THE REQUEST ▸ Below are some records; reproduce every one of them exactly.

GIVEN INFORMATION ▸
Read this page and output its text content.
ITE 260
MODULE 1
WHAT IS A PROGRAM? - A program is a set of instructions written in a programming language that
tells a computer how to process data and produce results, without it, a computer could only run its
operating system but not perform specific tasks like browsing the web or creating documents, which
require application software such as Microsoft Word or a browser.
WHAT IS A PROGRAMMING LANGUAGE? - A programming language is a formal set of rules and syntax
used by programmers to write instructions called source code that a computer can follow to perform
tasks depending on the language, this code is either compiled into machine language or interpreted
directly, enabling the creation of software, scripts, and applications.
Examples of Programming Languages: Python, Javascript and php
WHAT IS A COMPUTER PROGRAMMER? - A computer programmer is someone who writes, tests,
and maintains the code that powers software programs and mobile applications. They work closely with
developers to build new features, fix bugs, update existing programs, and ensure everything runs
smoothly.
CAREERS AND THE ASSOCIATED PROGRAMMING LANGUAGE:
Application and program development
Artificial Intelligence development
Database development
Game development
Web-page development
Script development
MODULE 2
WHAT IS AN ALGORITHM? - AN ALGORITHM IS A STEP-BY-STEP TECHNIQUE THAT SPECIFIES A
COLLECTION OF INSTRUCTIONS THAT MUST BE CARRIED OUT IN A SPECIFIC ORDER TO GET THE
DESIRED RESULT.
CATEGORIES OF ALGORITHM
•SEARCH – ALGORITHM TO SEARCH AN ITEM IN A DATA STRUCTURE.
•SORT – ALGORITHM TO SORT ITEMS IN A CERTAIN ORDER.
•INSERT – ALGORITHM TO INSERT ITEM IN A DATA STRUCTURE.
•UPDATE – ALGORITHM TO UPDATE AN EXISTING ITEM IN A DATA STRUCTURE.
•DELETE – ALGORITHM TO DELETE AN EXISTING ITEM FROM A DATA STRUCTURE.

THE ANSWER ▸
Read this page and output its text content.
ITE 260
MODULE 1
WHAT IS A PROGRAM? - A program is a set of instructions written in a programming language that
tells a computer how to process data and produce results, without it, a computer could only run its
operating system but not perform specific tasks like browsing the web or creating documents, which
require application software such as Microsoft Word or a browser.
WHAT IS A PROGRAMMING LANGUAGE? - A programming language is a formal set of rules and syntax
used by programmers to write instructions called source code that a computer can follow to perform
tasks depending on the language, this code is either compiled into machine language or interpreted
directly, enabling the creation of software, scripts, and applications.
Examples of Programming Languages: Python, Javascript and php
WHAT IS A COMPUTER PROGRAMMER? - A computer programmer is someone who writes, tests,
and maintains the code that powers software programs and mobile applications. They work closely with
developers to build new features, fix bugs, update existing programs, and ensure everything runs
smoothly.
CAREERS AND THE ASSOCIATED PROGRAMMING LANGUAGE:
Application and program development
Artificial Intelligence development
Database development
Game development
Web-page development
Script development
MODULE 2
WHAT IS AN ALGORITHM? - AN ALGORITHM IS A STEP-BY-STEP TECHNIQUE THAT SPECIFIES A
COLLECTION OF INSTRUCTIONS THAT MUST BE CARRIED OUT IN A SPECIFIC ORDER TO GET THE
DESIRED RESULT.
CATEGORIES OF ALGORITHM
•SEARCH – ALGORITHM TO SEARCH AN ITEM IN A DATA STRUCTURE.
•SORT – ALGORITHM TO SORT ITEMS IN A CERTAIN ORDER.
•INSERT – ALGORITHM TO INSERT ITEM IN A DATA STRUCTURE.
•UPDATE – ALGORITHM TO UPDATE AN EXISTING ITEM IN A DATA STRUCTURE.
•DELETE – ALGORITHM TO DELETE AN EXISTING ITEM FROM A DATA STRUCTURE.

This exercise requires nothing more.